— Work to do —
Here are some records; copy every line that holds the word "structured".

— Task data —
_____
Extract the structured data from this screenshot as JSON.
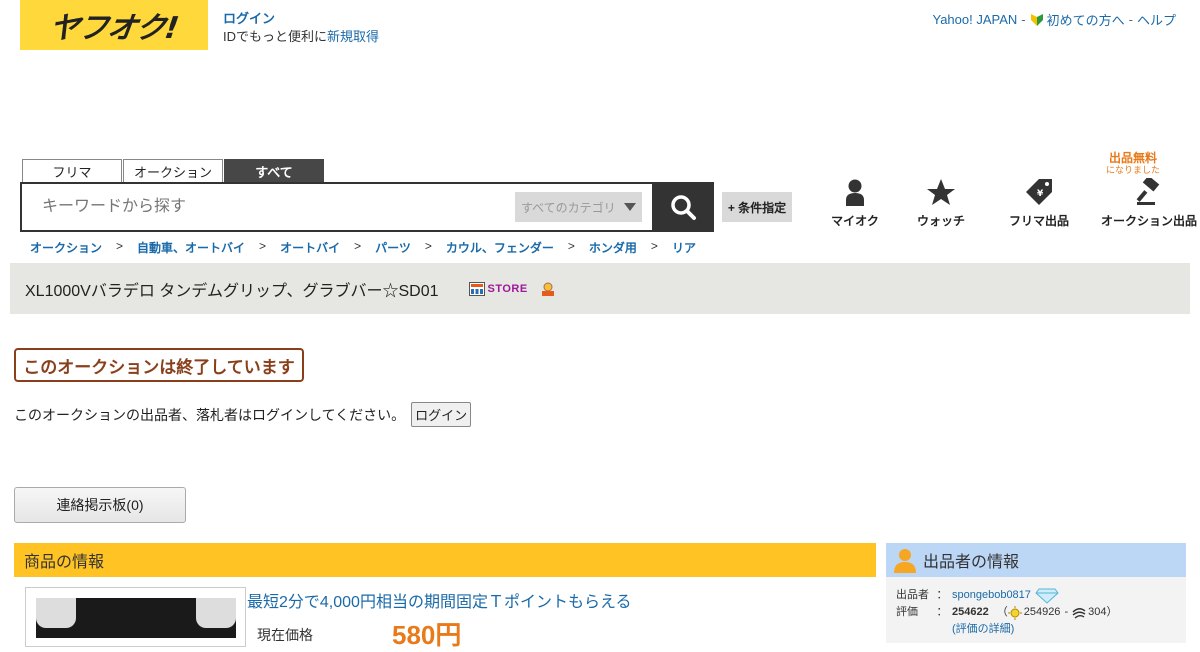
{
  "header": {
    "logo_text": "ヤフオク!",
    "login_link": "ログイン",
    "login_note": "IDでもっと便利に",
    "register_link": "新規取得",
    "top_links": {
      "yahoo": "Yahoo! JAPAN",
      "sep1": "-",
      "beginner": "初めての方へ",
      "sep2": "-",
      "help": "ヘルプ"
    }
  },
  "search": {
    "tabs": [
      {
        "label": "フリマ",
        "active": false
      },
      {
        "label": "オークション",
        "active": false
      },
      {
        "label": "すべて",
        "active": true
      }
    ],
    "placeholder": "キーワードから探す",
    "category": "すべてのカテゴリ",
    "condition_button": "+ 条件指定"
  },
  "nav": {
    "free_badge": "出品無料",
    "free_badge_sub": "になりました",
    "items": [
      {
        "label": "マイオク",
        "icon": "person-icon"
      },
      {
        "label": "ウォッチ",
        "icon": "star-icon"
      },
      {
        "label": "フリマ出品",
        "icon": "tag-icon"
      },
      {
        "label": "オークション出品",
        "icon": "gavel-icon"
      }
    ]
  },
  "breadcrumb": {
    "items": [
      "オークション",
      "自動車、オートバイ",
      "オートバイ",
      "パーツ",
      "カウル、フェンダー",
      "ホンダ用",
      "リア"
    ],
    "separator": ">"
  },
  "item": {
    "title": "XL1000Vバラデロ タンデムグリップ、グラブバー☆SD01",
    "store_label": "STORE"
  },
  "status": {
    "ended_text": "このオークションは終了しています",
    "login_note": "このオークションの出品者、落札者はログインしてください。",
    "login_button": "ログイン",
    "board_button": "連絡掲示板(0)"
  },
  "product": {
    "header": "商品の情報",
    "tpoint_link": "最短2分で4,000円相当の期間固定Ｔポイントもらえる",
    "price_label": "現在価格",
    "price_value": "580円"
  },
  "seller": {
    "header": "出品者の情報",
    "seller_key": "出品者",
    "colon": "：",
    "seller_name": "spongebob0817",
    "rating_key": "評価",
    "rating_score": "254622",
    "rating_open": "（",
    "good_count": "254926",
    "rating_dash": "-",
    "bad_count": "304",
    "rating_close": "）",
    "rating_detail": "(評価の詳細)"
  },
  "colors": {
    "brand_yellow": "#ffd93b",
    "product_header": "#ffc424",
    "seller_header": "#bcd6f6",
    "ended": "#8a3f1b",
    "price": "#e87a1a",
    "link": "#1a6aa9"
  }
}
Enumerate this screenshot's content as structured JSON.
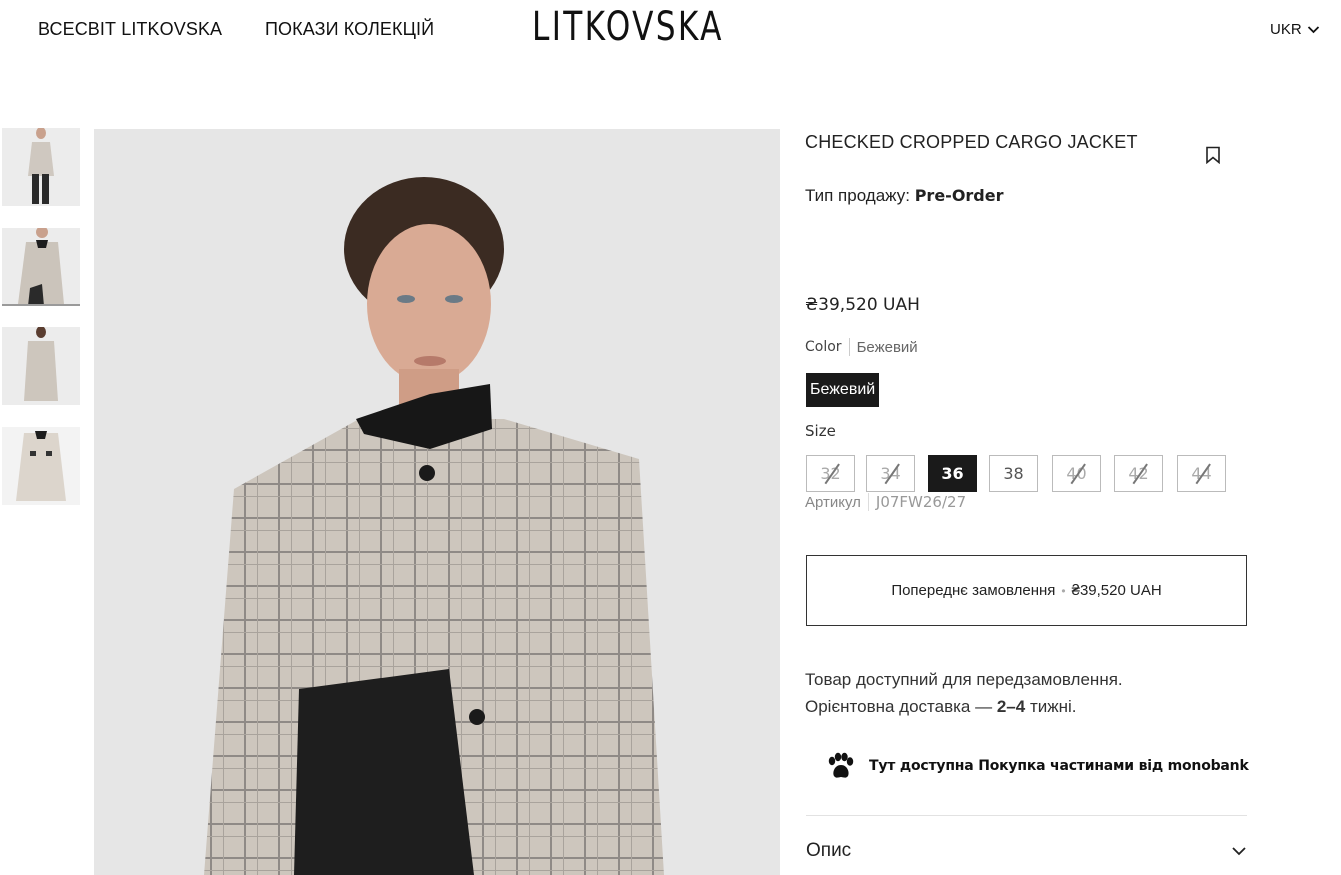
{
  "header": {
    "nav": [
      "ВСЕСВІТ LITKOVSKA",
      "ПОКАЗИ КОЛЕКЦІЙ"
    ],
    "logo": "LITKOVSKA",
    "language": "UKR",
    "language_icon": "chevron-down-icon"
  },
  "gallery": {
    "thumbnail_count": 4,
    "active_thumbnail": 2
  },
  "product": {
    "title": "CHECKED CROPPED CARGO JACKET",
    "sale_type_label": "Тип продажу:",
    "sale_type_value": "Pre-Order",
    "price": "₴39,520 UAH",
    "color_label": "Color",
    "color_value": "Бежевий",
    "color_option": "Бежевий",
    "size_label": "Size",
    "sizes": [
      {
        "label": "32",
        "available": false
      },
      {
        "label": "34",
        "available": false
      },
      {
        "label": "36",
        "available": true,
        "selected": true
      },
      {
        "label": "38",
        "available": true
      },
      {
        "label": "40",
        "available": false
      },
      {
        "label": "42",
        "available": false
      },
      {
        "label": "44",
        "available": false
      }
    ],
    "sku_label": "Артикул",
    "sku_value": "J07FW26/27",
    "preorder_button": "Попереднє замовлення",
    "preorder_price": "₴39,520 UAH",
    "availability_line1": "Товар доступний для передзамовлення.",
    "availability_line2_prefix": "Орієнтовна доставка —",
    "availability_line2_bold": "2–4",
    "availability_line2_suffix": "тижні.",
    "monobank_text": "Тут доступна Покупка частинами від monobank",
    "description_label": "Опис"
  },
  "colors": {
    "text": "#1a1a1a",
    "selected_bg": "#1a1a1a",
    "border": "#bbbbbb"
  }
}
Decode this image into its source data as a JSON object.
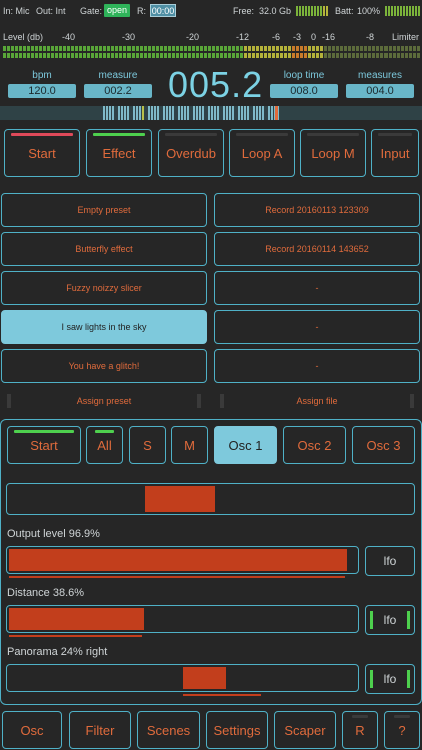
{
  "status": {
    "input": "In: Mic",
    "output": "Out: Int",
    "gate_label": "Gate:",
    "gate_value": "open",
    "rec_label": "R:",
    "rec_value": "00:00",
    "free_label": "Free:",
    "free_value": "32.0 Gb",
    "batt_label": "Batt:",
    "batt_value": "100%"
  },
  "level": {
    "label": "Level (db)",
    "scale": [
      "-40",
      "-30",
      "-20",
      "-12",
      "-6",
      "-3",
      "0",
      "-16",
      "-8"
    ],
    "limiter": "Limiter"
  },
  "info": {
    "bpm_label": "bpm",
    "bpm_value": "120.0",
    "measure_label": "measure",
    "measure_value": "002.2",
    "position_value": "005.2",
    "loop_time_label": "loop time",
    "loop_time_value": "008.0",
    "measures_label": "measures",
    "measures_value": "004.0"
  },
  "modes": {
    "start": "Start",
    "effect": "Effect",
    "overdub": "Overdub",
    "loop_a": "Loop A",
    "loop_m": "Loop M",
    "input": "Input"
  },
  "presets": {
    "left": [
      "Empty preset",
      "Butterfly effect",
      "Fuzzy noizzy slicer",
      "I saw lights in the sky",
      "You have a glitch!"
    ],
    "right": [
      "Record 20160113 123309",
      "Record 20160114 143652",
      "-",
      "-",
      "-"
    ],
    "assign_preset": "Assign preset",
    "assign_file": "Assign file"
  },
  "panel": {
    "tabs": {
      "start": "Start",
      "all": "All",
      "s": "S",
      "m": "M",
      "osc1": "Osc 1",
      "osc2": "Osc 2",
      "osc3": "Osc 3"
    },
    "output_label": "Output level 96.9%",
    "output_level": 0.969,
    "distance_label": "Distance 38.6%",
    "distance_level": 0.386,
    "panorama_label": "Panorama 24% right",
    "panorama_level": 0.24,
    "lfo": "lfo"
  },
  "bottom": {
    "osc": "Osc",
    "filter": "Filter",
    "scenes": "Scenes",
    "settings": "Settings",
    "scaper": "Scaper",
    "r": "R",
    "help": "?"
  },
  "colors": {
    "accent": "#4fb1c7",
    "selected": "#7ec9dc",
    "label_text": "#e06b3c",
    "fill": "#c23e1c",
    "led_green": "#4ed04e",
    "led_red": "#e04a5a"
  }
}
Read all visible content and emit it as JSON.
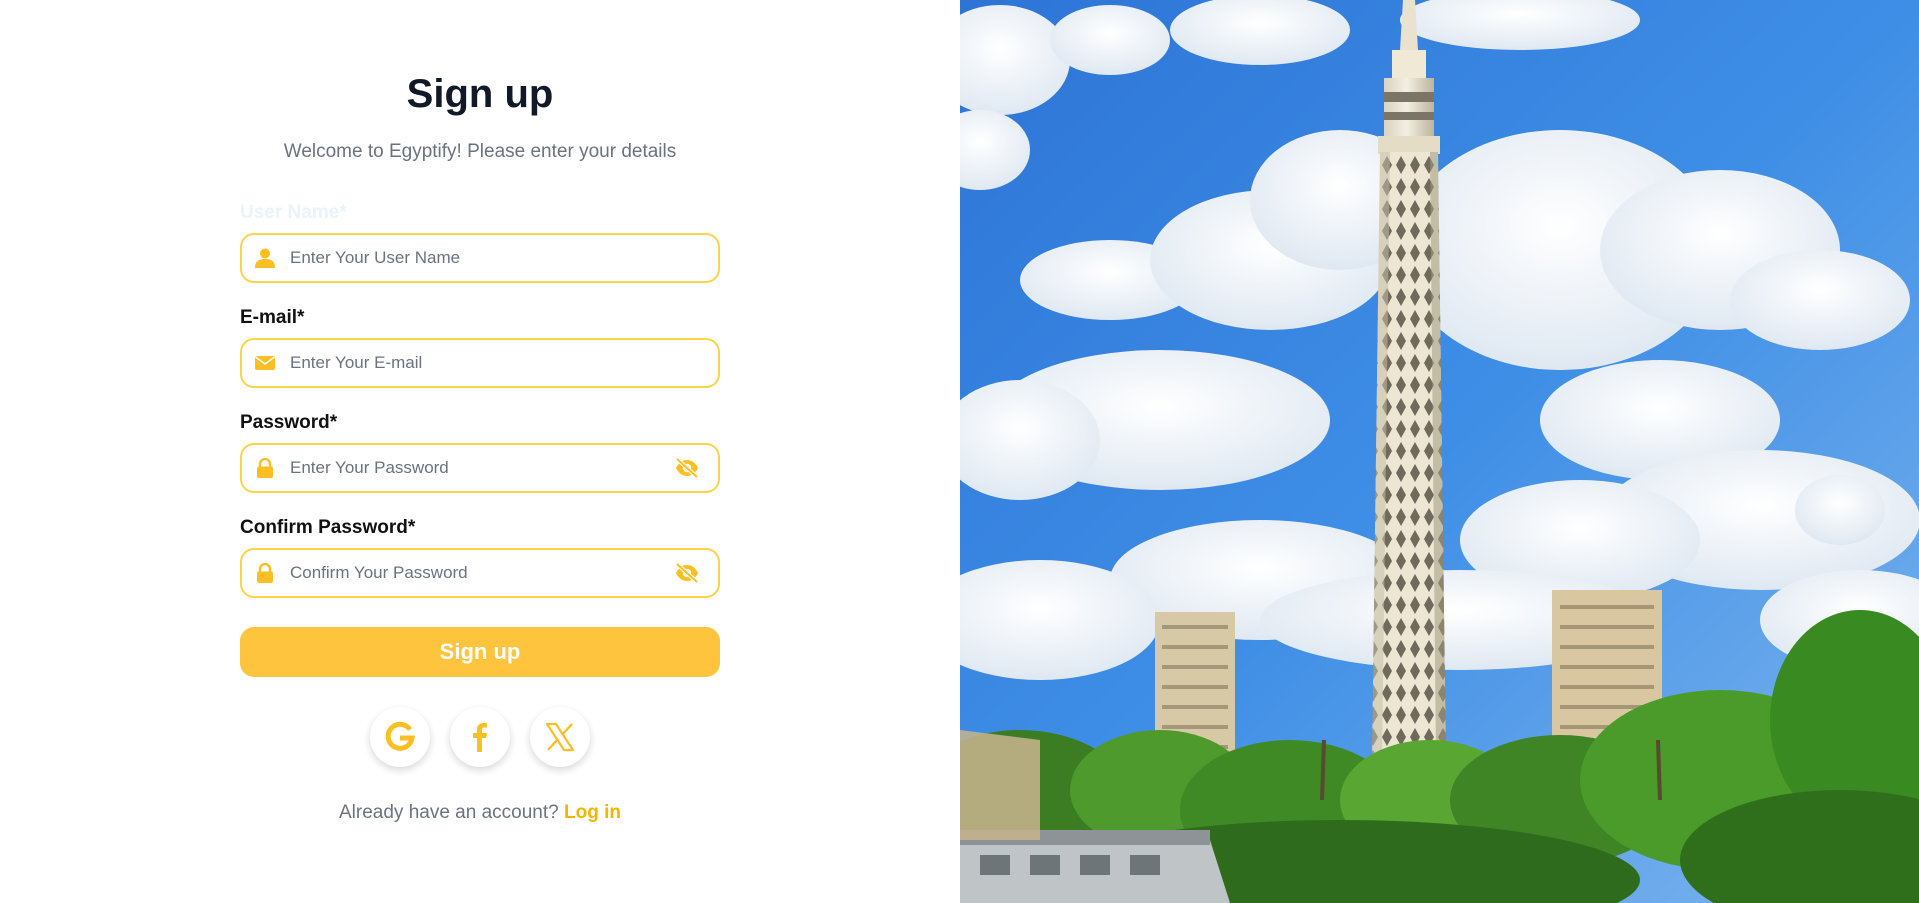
{
  "form": {
    "title": "Sign up",
    "subtitle": "Welcome to Egyptify! Please enter your details",
    "username": {
      "label": "User Name*",
      "placeholder": "Enter Your User Name",
      "icon": "user-icon"
    },
    "email": {
      "label": "E-mail*",
      "placeholder": "Enter Your E-mail",
      "icon": "envelope-icon"
    },
    "password": {
      "label": "Password*",
      "placeholder": "Enter Your Password",
      "icon": "lock-icon",
      "toggle_icon": "eye-slash-icon"
    },
    "confirm_password": {
      "label": "Confirm Password*",
      "placeholder": "Confirm Your Password",
      "icon": "lock-icon",
      "toggle_icon": "eye-slash-icon"
    },
    "submit_label": "Sign up"
  },
  "social": [
    {
      "name": "google-icon"
    },
    {
      "name": "facebook-icon"
    },
    {
      "name": "x-icon"
    }
  ],
  "footer": {
    "prompt": "Already have an account?",
    "link": "Log in"
  },
  "hero_image": {
    "subject": "cairo-tower-photo"
  },
  "colors": {
    "accent": "#ffc43d",
    "field_border": "#fcd34d",
    "icon": "#fbbf24",
    "link": "#f4b400",
    "title": "#111827",
    "muted": "#6b7280"
  }
}
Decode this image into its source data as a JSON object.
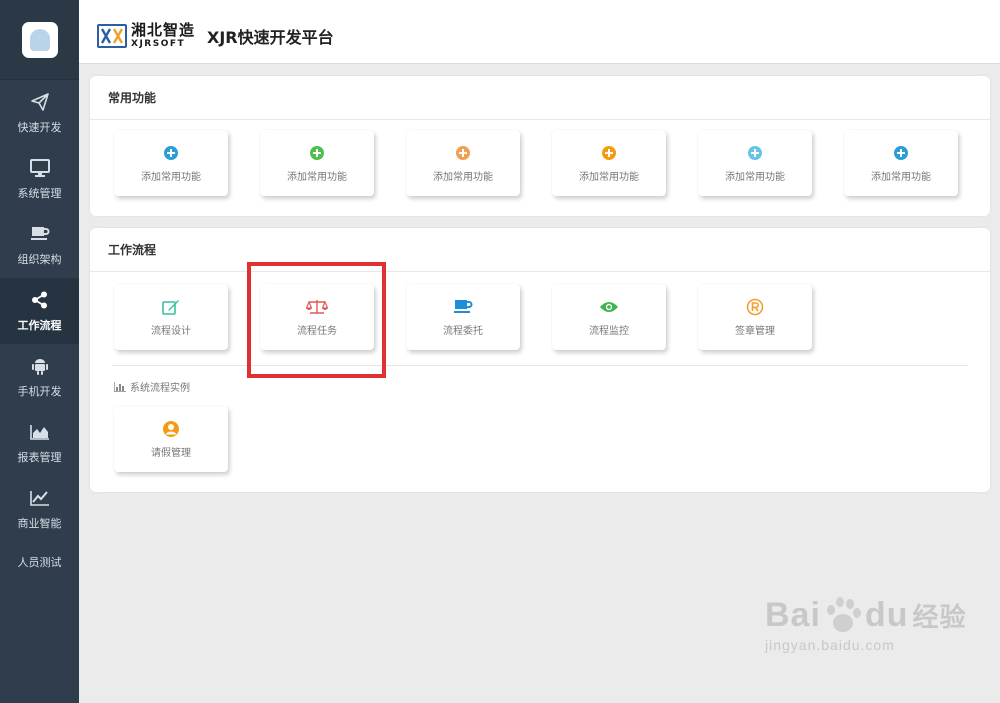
{
  "header": {
    "brand_cn": "湘北智造",
    "brand_en": "XJRSOFT",
    "platform_title": "XJR快速开发平台"
  },
  "sidebar": {
    "items": [
      {
        "label": "快速开发",
        "icon": "paper-plane-icon"
      },
      {
        "label": "系统管理",
        "icon": "monitor-icon"
      },
      {
        "label": "组织架构",
        "icon": "coffee-cup-icon"
      },
      {
        "label": "工作流程",
        "icon": "share-icon",
        "active": true
      },
      {
        "label": "手机开发",
        "icon": "android-icon"
      },
      {
        "label": "报表管理",
        "icon": "area-chart-icon"
      },
      {
        "label": "商业智能",
        "icon": "line-chart-icon"
      },
      {
        "label": "人员测试"
      }
    ]
  },
  "common": {
    "title": "常用功能",
    "tiles": [
      {
        "label": "添加常用功能",
        "color": "#2a9fd6"
      },
      {
        "label": "添加常用功能",
        "color": "#4cbf4c"
      },
      {
        "label": "添加常用功能",
        "color": "#f0a050"
      },
      {
        "label": "添加常用功能",
        "color": "#f39c12"
      },
      {
        "label": "添加常用功能",
        "color": "#66c2e6"
      },
      {
        "label": "添加常用功能",
        "color": "#2a9fd6"
      }
    ]
  },
  "workflow": {
    "title": "工作流程",
    "tiles": [
      {
        "label": "流程设计",
        "icon": "edit-icon",
        "color": "#3cc0a0"
      },
      {
        "label": "流程任务",
        "icon": "balance-scale-icon",
        "color": "#e05a5a"
      },
      {
        "label": "流程委托",
        "icon": "coffee-cup-icon",
        "color": "#1e8fd6"
      },
      {
        "label": "流程监控",
        "icon": "eye-icon",
        "color": "#3cb54a"
      },
      {
        "label": "签章管理",
        "icon": "registered-icon",
        "color": "#f0a030"
      }
    ],
    "subsection_title": "系统流程实例",
    "example_tiles": [
      {
        "label": "请假管理",
        "icon": "user-circle-icon",
        "color": "#f39c12"
      }
    ]
  },
  "watermark": {
    "main_a": "Bai",
    "main_b": "du",
    "cn": "经验",
    "url": "jingyan.baidu.com"
  }
}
_____
— Reply —
Extract the structured data from this screenshot as JSON.
Enumerate this screenshot's content as structured JSON.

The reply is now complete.